# [Record list]
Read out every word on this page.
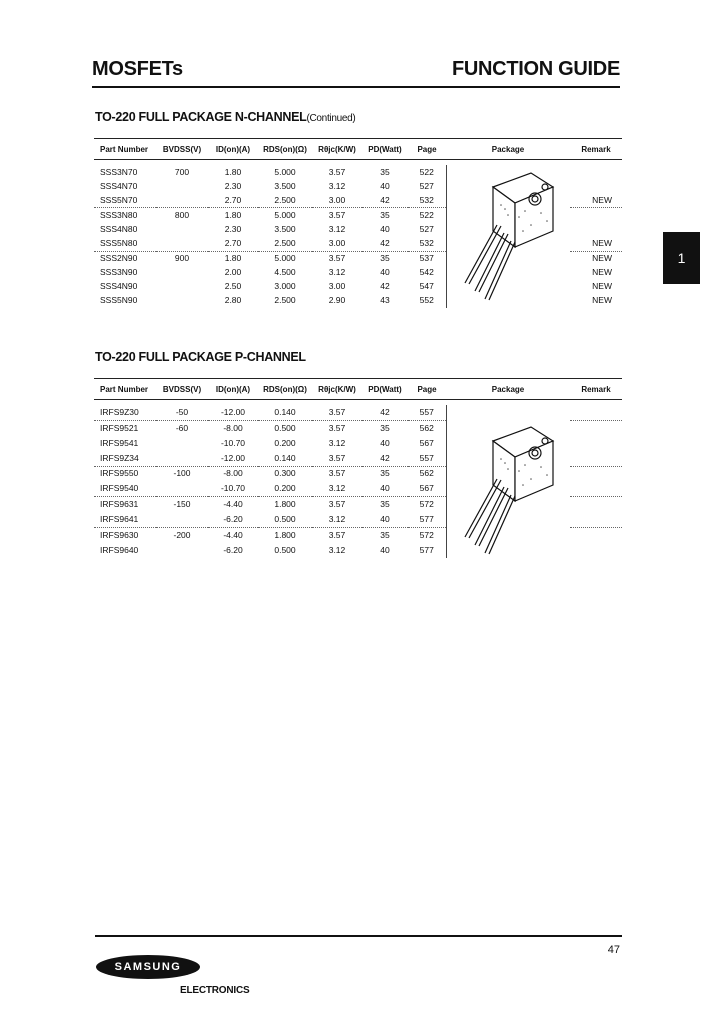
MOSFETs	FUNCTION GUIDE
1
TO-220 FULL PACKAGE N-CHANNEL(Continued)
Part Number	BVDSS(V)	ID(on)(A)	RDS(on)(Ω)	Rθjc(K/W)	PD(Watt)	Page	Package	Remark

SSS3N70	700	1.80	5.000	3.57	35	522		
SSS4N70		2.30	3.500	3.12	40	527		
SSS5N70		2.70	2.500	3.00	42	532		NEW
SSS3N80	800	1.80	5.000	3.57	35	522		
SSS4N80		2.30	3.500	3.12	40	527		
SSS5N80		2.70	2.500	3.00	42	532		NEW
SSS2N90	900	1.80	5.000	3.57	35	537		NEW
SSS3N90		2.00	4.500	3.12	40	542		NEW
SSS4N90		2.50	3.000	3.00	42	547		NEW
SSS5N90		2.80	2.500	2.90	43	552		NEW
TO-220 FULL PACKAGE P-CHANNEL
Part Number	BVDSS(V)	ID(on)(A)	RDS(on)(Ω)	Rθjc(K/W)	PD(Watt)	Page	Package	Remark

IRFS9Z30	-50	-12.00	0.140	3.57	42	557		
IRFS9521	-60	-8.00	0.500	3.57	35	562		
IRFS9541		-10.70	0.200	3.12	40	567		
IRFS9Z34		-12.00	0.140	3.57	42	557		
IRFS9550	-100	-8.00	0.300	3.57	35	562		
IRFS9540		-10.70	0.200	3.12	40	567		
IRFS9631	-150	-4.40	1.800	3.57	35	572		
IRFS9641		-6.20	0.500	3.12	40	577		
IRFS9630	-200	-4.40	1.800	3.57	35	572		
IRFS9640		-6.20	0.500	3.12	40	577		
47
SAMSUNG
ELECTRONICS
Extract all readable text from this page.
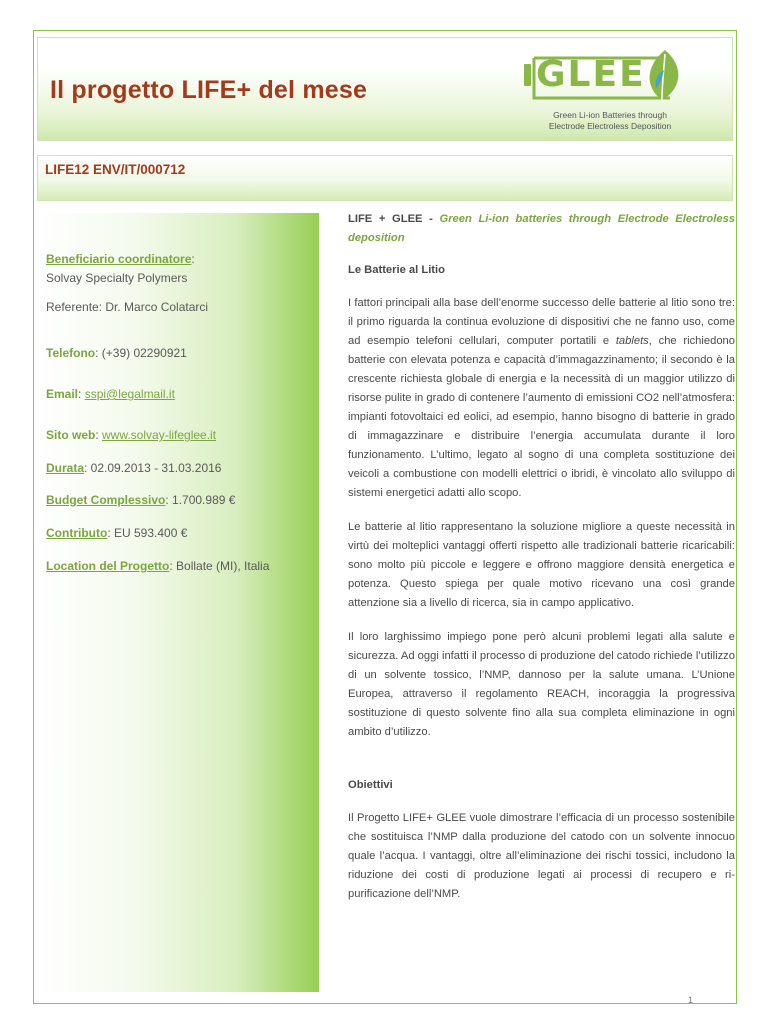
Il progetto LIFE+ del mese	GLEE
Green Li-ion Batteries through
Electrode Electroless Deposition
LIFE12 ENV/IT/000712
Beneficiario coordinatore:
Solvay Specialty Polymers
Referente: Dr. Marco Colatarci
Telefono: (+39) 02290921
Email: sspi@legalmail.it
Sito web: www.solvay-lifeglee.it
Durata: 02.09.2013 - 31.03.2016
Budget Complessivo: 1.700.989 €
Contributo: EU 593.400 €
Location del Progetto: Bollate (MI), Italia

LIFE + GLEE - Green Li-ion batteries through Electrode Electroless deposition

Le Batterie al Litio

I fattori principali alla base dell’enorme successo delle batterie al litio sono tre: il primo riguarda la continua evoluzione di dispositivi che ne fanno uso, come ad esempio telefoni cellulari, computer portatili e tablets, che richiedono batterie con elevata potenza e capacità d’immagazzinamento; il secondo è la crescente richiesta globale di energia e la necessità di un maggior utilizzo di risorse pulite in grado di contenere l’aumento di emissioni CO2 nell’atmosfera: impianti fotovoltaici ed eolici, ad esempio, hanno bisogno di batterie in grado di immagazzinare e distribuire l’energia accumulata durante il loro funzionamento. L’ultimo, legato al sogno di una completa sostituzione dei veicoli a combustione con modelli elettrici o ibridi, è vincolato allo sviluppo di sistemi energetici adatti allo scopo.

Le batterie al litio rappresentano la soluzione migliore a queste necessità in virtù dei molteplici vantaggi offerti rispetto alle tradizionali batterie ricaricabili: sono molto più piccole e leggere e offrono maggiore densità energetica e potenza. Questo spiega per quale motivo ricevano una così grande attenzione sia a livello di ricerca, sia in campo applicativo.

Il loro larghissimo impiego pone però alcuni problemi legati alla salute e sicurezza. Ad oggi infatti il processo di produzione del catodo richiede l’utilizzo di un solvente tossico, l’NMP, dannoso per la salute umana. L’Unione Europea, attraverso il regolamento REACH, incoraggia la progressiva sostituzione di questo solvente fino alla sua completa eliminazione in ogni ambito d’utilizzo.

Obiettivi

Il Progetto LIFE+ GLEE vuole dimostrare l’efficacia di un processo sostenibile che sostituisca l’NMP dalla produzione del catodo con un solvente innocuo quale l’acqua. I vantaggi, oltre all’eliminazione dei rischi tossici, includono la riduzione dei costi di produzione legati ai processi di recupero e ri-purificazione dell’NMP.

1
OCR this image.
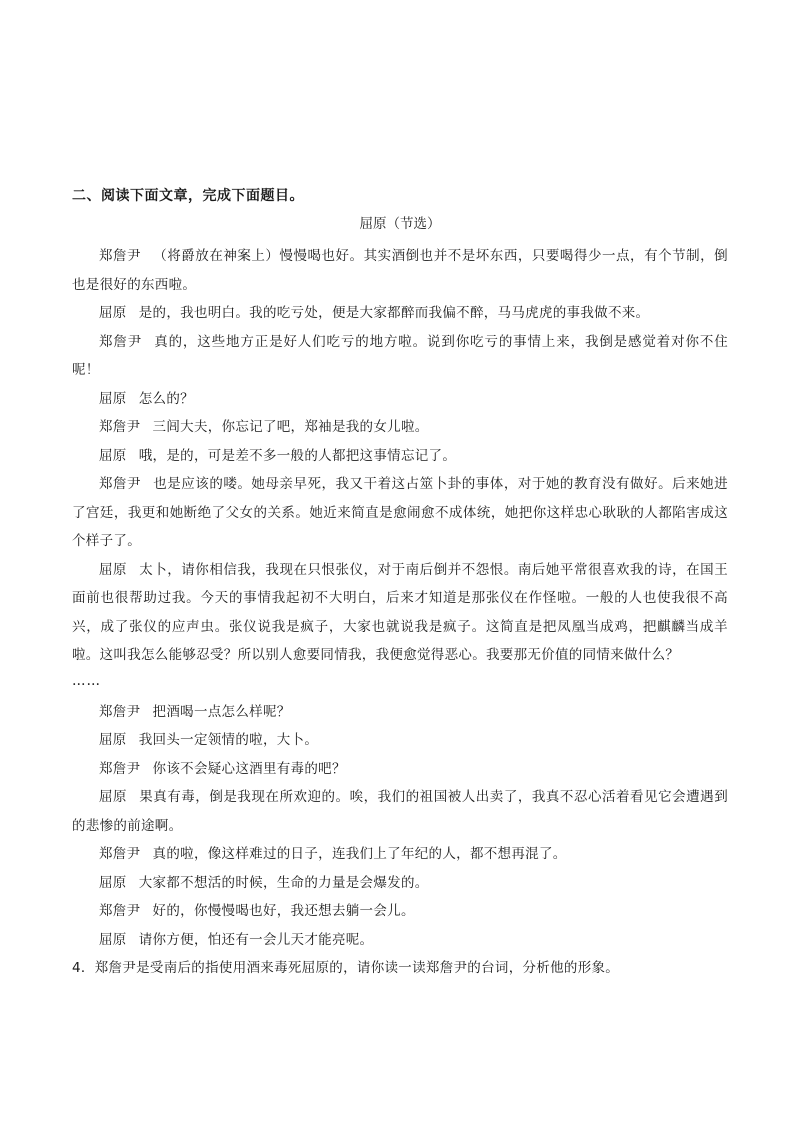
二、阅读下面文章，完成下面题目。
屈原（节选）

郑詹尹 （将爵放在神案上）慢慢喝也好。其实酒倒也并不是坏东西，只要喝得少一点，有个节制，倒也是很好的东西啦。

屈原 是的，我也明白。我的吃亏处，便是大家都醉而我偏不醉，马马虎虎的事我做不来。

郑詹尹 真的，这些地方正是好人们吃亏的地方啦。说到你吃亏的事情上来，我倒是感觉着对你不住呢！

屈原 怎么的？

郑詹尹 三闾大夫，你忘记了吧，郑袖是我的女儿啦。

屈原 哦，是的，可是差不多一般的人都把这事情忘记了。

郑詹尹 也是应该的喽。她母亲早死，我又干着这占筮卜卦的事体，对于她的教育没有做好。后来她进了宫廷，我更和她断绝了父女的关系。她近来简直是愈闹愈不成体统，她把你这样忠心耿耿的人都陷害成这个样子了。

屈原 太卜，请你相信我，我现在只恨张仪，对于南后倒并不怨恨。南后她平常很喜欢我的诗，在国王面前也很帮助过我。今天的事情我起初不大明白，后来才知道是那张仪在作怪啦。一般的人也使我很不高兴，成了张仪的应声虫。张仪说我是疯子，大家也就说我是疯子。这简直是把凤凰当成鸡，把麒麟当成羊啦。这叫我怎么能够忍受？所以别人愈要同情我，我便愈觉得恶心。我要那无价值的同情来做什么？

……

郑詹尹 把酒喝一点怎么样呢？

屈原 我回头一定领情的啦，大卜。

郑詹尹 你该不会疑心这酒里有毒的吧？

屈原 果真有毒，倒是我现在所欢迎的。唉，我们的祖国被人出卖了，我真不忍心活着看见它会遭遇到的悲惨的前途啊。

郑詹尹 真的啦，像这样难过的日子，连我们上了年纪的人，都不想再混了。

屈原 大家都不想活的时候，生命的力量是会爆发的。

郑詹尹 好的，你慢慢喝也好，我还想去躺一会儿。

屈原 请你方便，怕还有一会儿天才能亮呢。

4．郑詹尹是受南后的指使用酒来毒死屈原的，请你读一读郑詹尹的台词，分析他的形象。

# [Short task]
Pick out every line of the listing containing the word "through", and show those lines.

# [Exercise solution]
Green Li-ion Batteries through
LIFE + GLEE - Green Li-ion batteries through Electrode Electroless deposition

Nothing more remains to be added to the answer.